→ Stated goal
Report how many lines contain "this". Give the number and nothing else.

■ ■ ■ ■

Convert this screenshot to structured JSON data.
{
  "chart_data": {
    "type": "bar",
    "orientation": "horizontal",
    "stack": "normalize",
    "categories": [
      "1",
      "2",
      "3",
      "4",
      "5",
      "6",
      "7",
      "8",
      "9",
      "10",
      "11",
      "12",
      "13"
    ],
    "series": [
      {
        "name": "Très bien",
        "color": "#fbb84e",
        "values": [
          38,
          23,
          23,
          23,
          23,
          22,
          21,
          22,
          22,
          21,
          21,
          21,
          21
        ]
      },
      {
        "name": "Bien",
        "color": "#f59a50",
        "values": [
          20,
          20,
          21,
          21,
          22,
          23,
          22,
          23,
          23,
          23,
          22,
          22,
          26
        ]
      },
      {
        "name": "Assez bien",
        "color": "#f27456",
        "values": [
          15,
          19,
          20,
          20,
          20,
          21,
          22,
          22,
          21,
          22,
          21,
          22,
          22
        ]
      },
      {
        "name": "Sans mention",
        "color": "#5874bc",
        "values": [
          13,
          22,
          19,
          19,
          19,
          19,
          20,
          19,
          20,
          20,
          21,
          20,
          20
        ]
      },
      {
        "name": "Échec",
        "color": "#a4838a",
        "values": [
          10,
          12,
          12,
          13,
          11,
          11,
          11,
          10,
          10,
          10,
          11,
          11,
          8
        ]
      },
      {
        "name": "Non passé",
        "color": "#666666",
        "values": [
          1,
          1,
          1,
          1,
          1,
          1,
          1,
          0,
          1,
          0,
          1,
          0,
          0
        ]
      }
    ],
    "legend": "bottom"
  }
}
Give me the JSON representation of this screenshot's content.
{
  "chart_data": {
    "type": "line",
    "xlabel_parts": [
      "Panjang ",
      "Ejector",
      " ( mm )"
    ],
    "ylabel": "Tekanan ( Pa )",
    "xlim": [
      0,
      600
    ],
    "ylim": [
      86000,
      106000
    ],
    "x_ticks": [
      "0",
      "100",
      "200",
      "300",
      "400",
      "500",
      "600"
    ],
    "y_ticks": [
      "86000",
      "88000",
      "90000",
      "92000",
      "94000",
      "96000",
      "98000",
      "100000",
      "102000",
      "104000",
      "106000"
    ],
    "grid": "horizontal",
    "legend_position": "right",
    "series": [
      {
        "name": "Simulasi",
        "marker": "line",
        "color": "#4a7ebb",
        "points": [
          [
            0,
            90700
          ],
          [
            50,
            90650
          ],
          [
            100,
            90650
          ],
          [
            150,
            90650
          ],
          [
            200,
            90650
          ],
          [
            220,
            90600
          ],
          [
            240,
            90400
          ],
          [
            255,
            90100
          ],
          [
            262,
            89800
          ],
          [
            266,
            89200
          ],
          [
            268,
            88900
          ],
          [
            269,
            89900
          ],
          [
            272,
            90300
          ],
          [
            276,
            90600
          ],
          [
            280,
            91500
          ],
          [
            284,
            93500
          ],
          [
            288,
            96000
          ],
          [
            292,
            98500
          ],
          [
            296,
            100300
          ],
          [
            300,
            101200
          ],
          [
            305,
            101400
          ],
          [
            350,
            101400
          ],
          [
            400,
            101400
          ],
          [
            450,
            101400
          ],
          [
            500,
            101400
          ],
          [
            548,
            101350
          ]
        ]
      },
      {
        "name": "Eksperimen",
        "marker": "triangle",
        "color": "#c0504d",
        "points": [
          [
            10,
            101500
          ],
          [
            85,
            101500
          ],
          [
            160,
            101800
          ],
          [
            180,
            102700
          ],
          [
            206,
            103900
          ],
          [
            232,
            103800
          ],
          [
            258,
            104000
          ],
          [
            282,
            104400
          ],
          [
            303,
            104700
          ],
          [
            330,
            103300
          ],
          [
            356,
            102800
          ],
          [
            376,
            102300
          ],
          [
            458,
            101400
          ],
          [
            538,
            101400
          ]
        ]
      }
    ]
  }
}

■ ■ ■ ■

→ Expected output
2